== Task to carry out ==
Retype all the records with nothing changed.

== Data listing ==
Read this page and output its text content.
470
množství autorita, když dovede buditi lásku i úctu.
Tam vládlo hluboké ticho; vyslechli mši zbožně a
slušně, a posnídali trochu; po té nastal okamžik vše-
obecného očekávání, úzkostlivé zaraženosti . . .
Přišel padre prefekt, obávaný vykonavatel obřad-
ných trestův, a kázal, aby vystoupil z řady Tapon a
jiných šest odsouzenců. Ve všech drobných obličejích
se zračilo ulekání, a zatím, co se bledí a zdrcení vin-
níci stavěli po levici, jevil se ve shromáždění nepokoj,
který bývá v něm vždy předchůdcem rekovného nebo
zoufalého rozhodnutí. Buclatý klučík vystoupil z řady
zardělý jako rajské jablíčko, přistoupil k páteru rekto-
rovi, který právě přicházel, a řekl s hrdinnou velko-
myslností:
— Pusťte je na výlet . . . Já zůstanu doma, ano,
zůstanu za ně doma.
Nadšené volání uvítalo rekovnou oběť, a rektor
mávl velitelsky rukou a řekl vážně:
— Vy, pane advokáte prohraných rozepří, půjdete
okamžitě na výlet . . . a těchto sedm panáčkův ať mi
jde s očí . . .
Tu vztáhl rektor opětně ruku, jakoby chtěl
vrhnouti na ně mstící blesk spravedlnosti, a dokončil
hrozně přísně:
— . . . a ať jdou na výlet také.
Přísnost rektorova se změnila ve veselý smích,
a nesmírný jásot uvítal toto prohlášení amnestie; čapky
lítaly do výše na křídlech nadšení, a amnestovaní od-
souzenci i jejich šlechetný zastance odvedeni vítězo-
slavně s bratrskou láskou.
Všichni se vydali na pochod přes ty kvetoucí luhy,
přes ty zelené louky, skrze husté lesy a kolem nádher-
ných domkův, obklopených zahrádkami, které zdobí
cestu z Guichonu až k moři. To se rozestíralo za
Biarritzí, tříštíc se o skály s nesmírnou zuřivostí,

== Finished answer ==
Read this page and output its text content.
470
množství autorita, když dovede buditi lásku i úctu.
Tam vládlo hluboké ticho; vyslechli mši zbožně a
slušně, a posnídali trochu; po té nastal okamžik vše-
obecného očekávání, úzkostlivé zaraženosti . . .
Přišel padre prefekt, obávaný vykonavatel obřad-
ných trestův, a kázal, aby vystoupil z řady Tapon a
jiných šest odsouzenců. Ve všech drobných obličejích
se zračilo ulekání, a zatím, co se bledí a zdrcení vin-
níci stavěli po levici, jevil se ve shromáždění nepokoj,
který bývá v něm vždy předchůdcem rekovného nebo
zoufalého rozhodnutí. Buclatý klučík vystoupil z řady
zardělý jako rajské jablíčko, přistoupil k páteru rekto-
rovi, který právě přicházel, a řekl s hrdinnou velko-
myslností:
— Pusťte je na výlet . . . Já zůstanu doma, ano,
zůstanu za ně doma.
Nadšené volání uvítalo rekovnou oběť, a rektor
mávl velitelsky rukou a řekl vážně:
— Vy, pane advokáte prohraných rozepří, půjdete
okamžitě na výlet . . . a těchto sedm panáčkův ať mi
jde s očí . . .
Tu vztáhl rektor opětně ruku, jakoby chtěl
vrhnouti na ně mstící blesk spravedlnosti, a dokončil
hrozně přísně:
— . . . a ať jdou na výlet také.
Přísnost rektorova se změnila ve veselý smích,
a nesmírný jásot uvítal toto prohlášení amnestie; čapky
lítaly do výše na křídlech nadšení, a amnestovaní od-
souzenci i jejich šlechetný zastance odvedeni vítězo-
slavně s bratrskou láskou.
Všichni se vydali na pochod přes ty kvetoucí luhy,
přes ty zelené louky, skrze husté lesy a kolem nádher-
ných domkův, obklopených zahrádkami, které zdobí
cestu z Guichonu až k moři. To se rozestíralo za
Biarritzí, tříštíc se o skály s nesmírnou zuřivostí,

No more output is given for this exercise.